** Required task **
Will you give every entry again exactly as it stands?

** Exercise data **
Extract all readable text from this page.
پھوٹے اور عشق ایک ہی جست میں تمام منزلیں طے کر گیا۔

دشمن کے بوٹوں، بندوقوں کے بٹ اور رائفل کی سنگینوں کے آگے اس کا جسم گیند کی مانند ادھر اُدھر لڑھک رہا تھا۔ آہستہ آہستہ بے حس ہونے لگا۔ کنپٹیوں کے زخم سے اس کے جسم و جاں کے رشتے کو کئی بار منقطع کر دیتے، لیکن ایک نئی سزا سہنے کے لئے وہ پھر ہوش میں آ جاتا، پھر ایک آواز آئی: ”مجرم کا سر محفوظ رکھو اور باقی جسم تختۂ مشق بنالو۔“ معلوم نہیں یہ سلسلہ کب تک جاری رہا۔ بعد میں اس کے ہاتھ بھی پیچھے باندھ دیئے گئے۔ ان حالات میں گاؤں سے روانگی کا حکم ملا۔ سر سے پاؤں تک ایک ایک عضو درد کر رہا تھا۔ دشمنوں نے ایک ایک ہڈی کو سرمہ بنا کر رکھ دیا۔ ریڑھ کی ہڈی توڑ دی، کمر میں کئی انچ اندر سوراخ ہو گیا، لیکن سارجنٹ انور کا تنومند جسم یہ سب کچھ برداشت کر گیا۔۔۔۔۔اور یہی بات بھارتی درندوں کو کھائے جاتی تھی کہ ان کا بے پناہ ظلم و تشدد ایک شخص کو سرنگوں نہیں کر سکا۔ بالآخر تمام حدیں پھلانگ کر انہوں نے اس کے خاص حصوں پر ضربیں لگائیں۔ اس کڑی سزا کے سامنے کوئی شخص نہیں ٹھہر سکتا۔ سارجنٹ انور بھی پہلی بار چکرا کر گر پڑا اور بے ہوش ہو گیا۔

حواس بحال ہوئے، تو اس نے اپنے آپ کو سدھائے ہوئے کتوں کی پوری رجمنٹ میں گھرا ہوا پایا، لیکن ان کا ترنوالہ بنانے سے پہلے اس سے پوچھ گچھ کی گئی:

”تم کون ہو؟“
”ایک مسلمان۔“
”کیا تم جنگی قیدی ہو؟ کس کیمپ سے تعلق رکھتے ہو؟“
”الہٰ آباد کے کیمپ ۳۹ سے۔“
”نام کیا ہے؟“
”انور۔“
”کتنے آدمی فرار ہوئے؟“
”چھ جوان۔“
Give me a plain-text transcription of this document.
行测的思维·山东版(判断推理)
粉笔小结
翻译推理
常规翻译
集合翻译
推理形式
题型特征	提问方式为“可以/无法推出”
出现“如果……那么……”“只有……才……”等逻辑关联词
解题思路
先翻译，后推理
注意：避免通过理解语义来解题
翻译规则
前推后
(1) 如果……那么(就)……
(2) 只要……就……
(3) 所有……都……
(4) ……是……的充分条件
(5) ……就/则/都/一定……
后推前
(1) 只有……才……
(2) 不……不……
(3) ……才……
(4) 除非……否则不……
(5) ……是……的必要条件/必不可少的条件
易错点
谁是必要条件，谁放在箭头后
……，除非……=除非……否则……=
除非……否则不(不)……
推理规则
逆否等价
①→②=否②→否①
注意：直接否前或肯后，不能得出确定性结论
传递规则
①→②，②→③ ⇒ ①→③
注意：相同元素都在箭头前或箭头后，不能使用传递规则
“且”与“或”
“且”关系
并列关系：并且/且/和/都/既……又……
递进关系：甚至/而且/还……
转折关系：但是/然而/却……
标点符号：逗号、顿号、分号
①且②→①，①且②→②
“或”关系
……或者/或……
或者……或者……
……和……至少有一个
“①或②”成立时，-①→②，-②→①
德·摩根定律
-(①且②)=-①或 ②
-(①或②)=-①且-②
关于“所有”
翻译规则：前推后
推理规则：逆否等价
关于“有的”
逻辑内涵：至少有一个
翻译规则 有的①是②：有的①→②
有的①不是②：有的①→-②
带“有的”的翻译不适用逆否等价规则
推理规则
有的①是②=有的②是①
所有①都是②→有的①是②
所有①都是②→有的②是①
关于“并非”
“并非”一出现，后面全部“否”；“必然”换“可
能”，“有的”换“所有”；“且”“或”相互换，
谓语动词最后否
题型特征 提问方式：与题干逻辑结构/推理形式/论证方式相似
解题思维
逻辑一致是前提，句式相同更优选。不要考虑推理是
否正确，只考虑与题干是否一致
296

** Output below **
Extract all readable text from this page.
پھوٹے اور عشق ایک ہی جست میں تمام منزلیں طے کر گیا۔

دشمن کے بوٹوں، بندوقوں کے بٹ اور رائفل کی سنگینوں کے آگے اس کا جسم گیند کی مانند ادھر اُدھر لڑھک رہا تھا۔ آہستہ آہستہ بے حس ہونے لگا۔ کنپٹیوں کے زخم سے اس کے جسم و جاں کے رشتے کو کئی بار منقطع کر دیتے، لیکن ایک نئی سزا سہنے کے لئے وہ پھر ہوش میں آ جاتا، پھر ایک آواز آئی: ”مجرم کا سر محفوظ رکھو اور باقی جسم تختۂ مشق بنالو۔“ معلوم نہیں یہ سلسلہ کب تک جاری رہا۔ بعد میں اس کے ہاتھ بھی پیچھے باندھ دیئے گئے۔ ان حالات میں گاؤں سے روانگی کا حکم ملا۔ سر سے پاؤں تک ایک ایک عضو درد کر رہا تھا۔ دشمنوں نے ایک ایک ہڈی کو سرمہ بنا کر رکھ دیا۔ ریڑھ کی ہڈی توڑ دی، کمر میں کئی انچ اندر سوراخ ہو گیا، لیکن سارجنٹ انور کا تنومند جسم یہ سب کچھ برداشت کر گیا۔۔۔۔۔اور یہی بات بھارتی درندوں کو کھائے جاتی تھی کہ ان کا بے پناہ ظلم و تشدد ایک شخص کو سرنگوں نہیں کر سکا۔ بالآخر تمام حدیں پھلانگ کر انہوں نے اس کے خاص حصوں پر ضربیں لگائیں۔ اس کڑی سزا کے سامنے کوئی شخص نہیں ٹھہر سکتا۔ سارجنٹ انور بھی پہلی بار چکرا کر گر پڑا اور بے ہوش ہو گیا۔

حواس بحال ہوئے، تو اس نے اپنے آپ کو سدھائے ہوئے کتوں کی پوری رجمنٹ میں گھرا ہوا پایا، لیکن ان کا ترنوالہ بنانے سے پہلے اس سے پوچھ گچھ کی گئی:

”تم کون ہو؟“
”ایک مسلمان۔“
”کیا تم جنگی قیدی ہو؟ کس کیمپ سے تعلق رکھتے ہو؟“
”الہٰ آباد کے کیمپ ۳۹ سے۔“
”نام کیا ہے؟“
”انور۔“
”کتنے آدمی فرار ہوئے؟“
”چھ جوان۔“
Give me a plain-text transcription of this document.
行测的思维·山东版(判断推理)
粉笔小结
翻译推理
常规翻译
集合翻译
推理形式
题型特征	提问方式为“可以/无法推出”
出现“如果……那么……”“只有……才……”等逻辑关联词
解题思路
先翻译，后推理
注意：避免通过理解语义来解题
翻译规则
前推后
(1) 如果……那么(就)……
(2) 只要……就……
(3) 所有……都……
(4) ……是……的充分条件
(5) ……就/则/都/一定……
后推前
(1) 只有……才……
(2) 不……不……
(3) ……才……
(4) 除非……否则不……
(5) ……是……的必要条件/必不可少的条件
易错点
谁是必要条件，谁放在箭头后
……，除非……=除非……否则……=
除非……否则不(不)……
推理规则
逆否等价
①→②=否②→否①
注意：直接否前或肯后，不能得出确定性结论
传递规则
①→②，②→③ ⇒ ①→③
注意：相同元素都在箭头前或箭头后，不能使用传递规则
“且”与“或”
“且”关系
并列关系：并且/且/和/都/既……又……
递进关系：甚至/而且/还……
转折关系：但是/然而/却……
标点符号：逗号、顿号、分号
①且②→①，①且②→②
“或”关系
……或者/或……
或者……或者……
……和……至少有一个
“①或②”成立时，-①→②，-②→①
德·摩根定律
-(①且②)=-①或 ②
-(①或②)=-①且-②
关于“所有”
翻译规则：前推后
推理规则：逆否等价
关于“有的”
逻辑内涵：至少有一个
翻译规则 有的①是②：有的①→②
有的①不是②：有的①→-②
带“有的”的翻译不适用逆否等价规则
推理规则
有的①是②=有的②是①
所有①都是②→有的①是②
所有①都是②→有的②是①
关于“并非”
“并非”一出现，后面全部“否”；“必然”换“可
能”，“有的”换“所有”；“且”“或”相互换，
谓语动词最后否
题型特征 提问方式：与题干逻辑结构/推理形式/论证方式相似
解题思维
逻辑一致是前提，句式相同更优选。不要考虑推理是
否正确，只考虑与题干是否一致
296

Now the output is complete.